— Task brief —
Copy the items from the line that contains "scan-speck: [748, 790, 751, 792]" through the line that contains "cell-item: 汞: [169, 490, 350, 521]", replacing "mg/L" with "milligrams per liter" and leaving the rest unchanged.
-- BEGIN --
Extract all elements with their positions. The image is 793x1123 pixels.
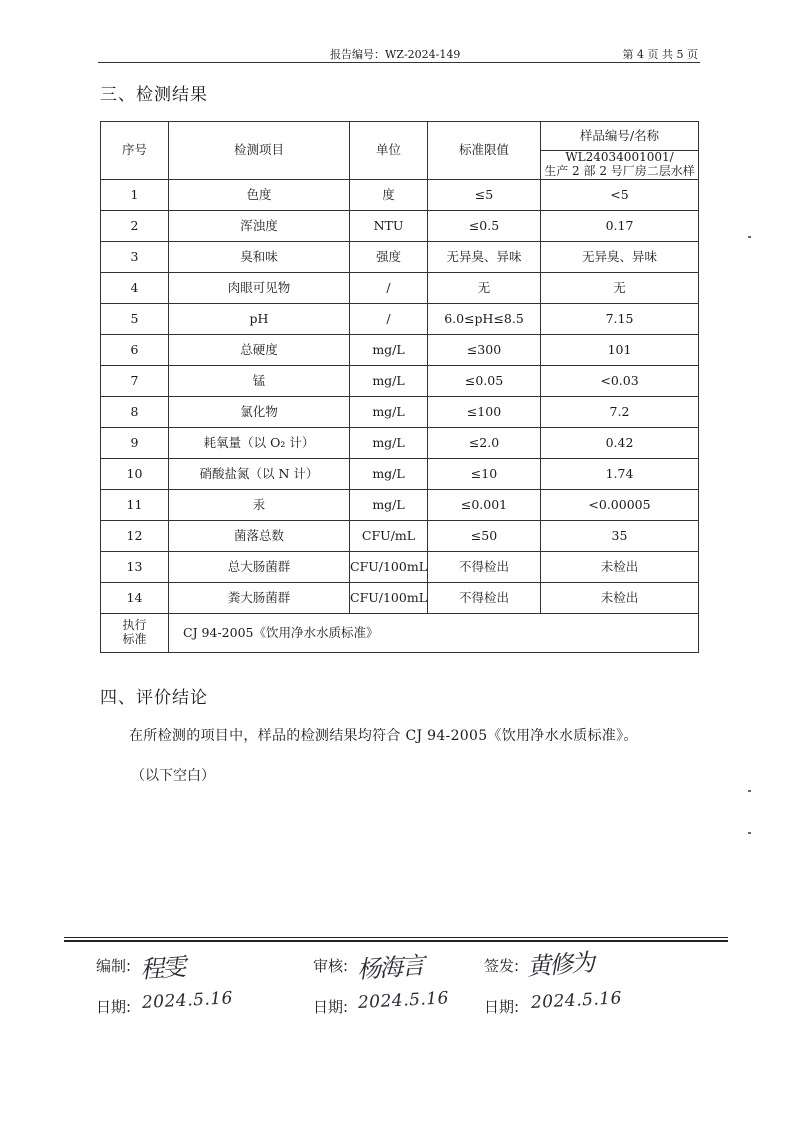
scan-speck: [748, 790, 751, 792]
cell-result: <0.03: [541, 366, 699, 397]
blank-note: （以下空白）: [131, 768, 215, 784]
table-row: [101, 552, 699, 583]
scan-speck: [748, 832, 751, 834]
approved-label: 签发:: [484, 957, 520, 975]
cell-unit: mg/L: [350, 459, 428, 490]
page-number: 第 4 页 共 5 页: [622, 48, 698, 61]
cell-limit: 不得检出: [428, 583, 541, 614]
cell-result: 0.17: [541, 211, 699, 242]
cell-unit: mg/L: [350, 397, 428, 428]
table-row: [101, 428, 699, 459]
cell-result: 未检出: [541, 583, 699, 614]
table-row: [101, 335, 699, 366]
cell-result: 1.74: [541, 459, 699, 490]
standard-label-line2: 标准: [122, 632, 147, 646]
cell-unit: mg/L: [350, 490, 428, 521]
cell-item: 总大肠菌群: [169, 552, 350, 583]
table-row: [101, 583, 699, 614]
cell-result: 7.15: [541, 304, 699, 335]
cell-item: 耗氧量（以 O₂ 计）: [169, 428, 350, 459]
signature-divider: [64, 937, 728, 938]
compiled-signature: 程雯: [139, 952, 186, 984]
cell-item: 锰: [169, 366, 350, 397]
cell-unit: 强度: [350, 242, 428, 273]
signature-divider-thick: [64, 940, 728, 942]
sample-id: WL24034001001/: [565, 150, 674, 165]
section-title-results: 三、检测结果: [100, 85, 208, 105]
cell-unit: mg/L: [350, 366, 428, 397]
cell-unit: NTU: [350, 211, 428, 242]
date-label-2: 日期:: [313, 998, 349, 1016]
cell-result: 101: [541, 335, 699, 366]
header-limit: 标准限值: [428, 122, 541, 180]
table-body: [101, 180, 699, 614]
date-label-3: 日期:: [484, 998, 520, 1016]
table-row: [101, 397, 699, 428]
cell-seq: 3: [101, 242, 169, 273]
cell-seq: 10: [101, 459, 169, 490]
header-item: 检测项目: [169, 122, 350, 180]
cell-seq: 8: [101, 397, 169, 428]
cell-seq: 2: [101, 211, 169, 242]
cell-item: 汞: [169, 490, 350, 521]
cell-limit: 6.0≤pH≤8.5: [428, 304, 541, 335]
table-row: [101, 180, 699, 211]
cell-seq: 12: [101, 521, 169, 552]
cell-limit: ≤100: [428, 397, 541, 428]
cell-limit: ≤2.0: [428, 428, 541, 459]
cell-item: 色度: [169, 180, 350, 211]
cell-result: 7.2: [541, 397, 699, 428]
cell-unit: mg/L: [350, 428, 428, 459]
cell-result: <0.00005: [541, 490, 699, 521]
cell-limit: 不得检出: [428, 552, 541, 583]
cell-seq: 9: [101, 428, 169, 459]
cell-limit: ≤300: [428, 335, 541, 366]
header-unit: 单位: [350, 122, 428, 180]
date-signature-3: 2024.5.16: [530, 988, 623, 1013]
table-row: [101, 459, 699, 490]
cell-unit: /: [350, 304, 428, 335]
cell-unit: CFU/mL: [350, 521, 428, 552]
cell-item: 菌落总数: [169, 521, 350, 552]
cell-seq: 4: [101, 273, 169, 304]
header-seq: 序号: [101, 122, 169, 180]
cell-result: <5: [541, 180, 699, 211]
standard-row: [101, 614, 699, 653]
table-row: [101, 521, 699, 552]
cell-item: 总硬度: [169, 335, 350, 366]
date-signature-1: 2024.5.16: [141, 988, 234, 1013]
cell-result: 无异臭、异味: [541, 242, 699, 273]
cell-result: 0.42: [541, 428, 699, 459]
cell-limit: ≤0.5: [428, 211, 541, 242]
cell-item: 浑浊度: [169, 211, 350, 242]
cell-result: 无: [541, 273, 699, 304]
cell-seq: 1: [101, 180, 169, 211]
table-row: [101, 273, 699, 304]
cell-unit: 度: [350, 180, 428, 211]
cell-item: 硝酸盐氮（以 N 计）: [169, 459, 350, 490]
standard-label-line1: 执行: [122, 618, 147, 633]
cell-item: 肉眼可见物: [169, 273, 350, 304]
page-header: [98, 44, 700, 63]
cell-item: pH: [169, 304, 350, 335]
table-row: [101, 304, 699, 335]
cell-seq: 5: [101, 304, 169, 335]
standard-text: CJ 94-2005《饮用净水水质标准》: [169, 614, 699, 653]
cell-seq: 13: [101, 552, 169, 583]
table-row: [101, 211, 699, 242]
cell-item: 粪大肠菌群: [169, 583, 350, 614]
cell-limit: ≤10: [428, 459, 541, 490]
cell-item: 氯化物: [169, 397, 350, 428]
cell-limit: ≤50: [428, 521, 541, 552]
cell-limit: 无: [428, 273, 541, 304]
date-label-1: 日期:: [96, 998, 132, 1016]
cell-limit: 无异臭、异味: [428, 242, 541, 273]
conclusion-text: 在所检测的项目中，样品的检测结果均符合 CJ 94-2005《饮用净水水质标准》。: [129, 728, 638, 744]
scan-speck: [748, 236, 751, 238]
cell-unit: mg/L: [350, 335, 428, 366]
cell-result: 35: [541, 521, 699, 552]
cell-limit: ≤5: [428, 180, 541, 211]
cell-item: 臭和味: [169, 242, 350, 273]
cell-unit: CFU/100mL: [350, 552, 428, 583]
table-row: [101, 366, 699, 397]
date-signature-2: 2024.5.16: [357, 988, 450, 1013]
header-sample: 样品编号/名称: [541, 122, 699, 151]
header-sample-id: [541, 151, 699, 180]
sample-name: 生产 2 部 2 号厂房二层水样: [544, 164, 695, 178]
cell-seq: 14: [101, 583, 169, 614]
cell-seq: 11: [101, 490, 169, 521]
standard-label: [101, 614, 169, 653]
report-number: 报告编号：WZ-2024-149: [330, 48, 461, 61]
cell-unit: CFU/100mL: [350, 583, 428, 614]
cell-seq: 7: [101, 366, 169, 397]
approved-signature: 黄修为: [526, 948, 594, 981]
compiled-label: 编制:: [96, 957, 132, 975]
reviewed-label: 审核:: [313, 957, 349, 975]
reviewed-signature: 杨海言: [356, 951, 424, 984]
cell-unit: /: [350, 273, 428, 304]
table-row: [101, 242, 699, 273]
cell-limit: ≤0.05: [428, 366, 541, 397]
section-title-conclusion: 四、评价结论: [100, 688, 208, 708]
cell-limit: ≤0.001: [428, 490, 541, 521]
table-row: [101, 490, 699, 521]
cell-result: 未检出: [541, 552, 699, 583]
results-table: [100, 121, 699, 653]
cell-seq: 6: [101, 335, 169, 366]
-- END --
— Exercise solution —
scan-speck: [748, 790, 751, 792]
cell-result: <0.03: [541, 366, 699, 397]
blank-note: （以下空白）: [131, 768, 215, 784]
table-row: [101, 552, 699, 583]
scan-speck: [748, 832, 751, 834]
approved-label: 签发:: [484, 957, 520, 975]
cell-unit: milligrams per liter: [350, 459, 428, 490]
page-number: 第 4 页 共 5 页: [622, 48, 698, 61]
cell-limit: 不得检出: [428, 583, 541, 614]
cell-result: 0.17: [541, 211, 699, 242]
cell-unit: milligrams per liter: [350, 397, 428, 428]
table-row: [101, 428, 699, 459]
cell-result: 未检出: [541, 583, 699, 614]
table-row: [101, 335, 699, 366]
cell-result: 1.74: [541, 459, 699, 490]
standard-label-line2: 标准: [122, 632, 147, 646]
cell-unit: milligrams per liter: [350, 490, 428, 521]
cell-item: 总大肠菌群: [169, 552, 350, 583]
table-row: [101, 583, 699, 614]
cell-result: 7.15: [541, 304, 699, 335]
cell-item: 耗氧量（以 O₂ 计）: [169, 428, 350, 459]
signature-divider: [64, 937, 728, 938]
compiled-signature: 程雯: [139, 952, 186, 984]
cell-item: 锰: [169, 366, 350, 397]
cell-unit: 强度: [350, 242, 428, 273]
signature-divider-thick: [64, 940, 728, 942]
sample-id: WL24034001001/: [565, 150, 674, 165]
section-title-results: 三、检测结果: [100, 85, 208, 105]
cell-unit: milligrams per liter: [350, 366, 428, 397]
cell-unit: NTU: [350, 211, 428, 242]
date-label-2: 日期:: [313, 998, 349, 1016]
cell-result: 101: [541, 335, 699, 366]
header-limit: 标准限值: [428, 122, 541, 180]
table-body: [101, 180, 699, 614]
date-label-3: 日期:: [484, 998, 520, 1016]
table-row: [101, 397, 699, 428]
cell-seq: 3: [101, 242, 169, 273]
cell-seq: 10: [101, 459, 169, 490]
header-item: 检测项目: [169, 122, 350, 180]
cell-seq: 8: [101, 397, 169, 428]
cell-seq: 2: [101, 211, 169, 242]
cell-item: 汞: [169, 490, 350, 521]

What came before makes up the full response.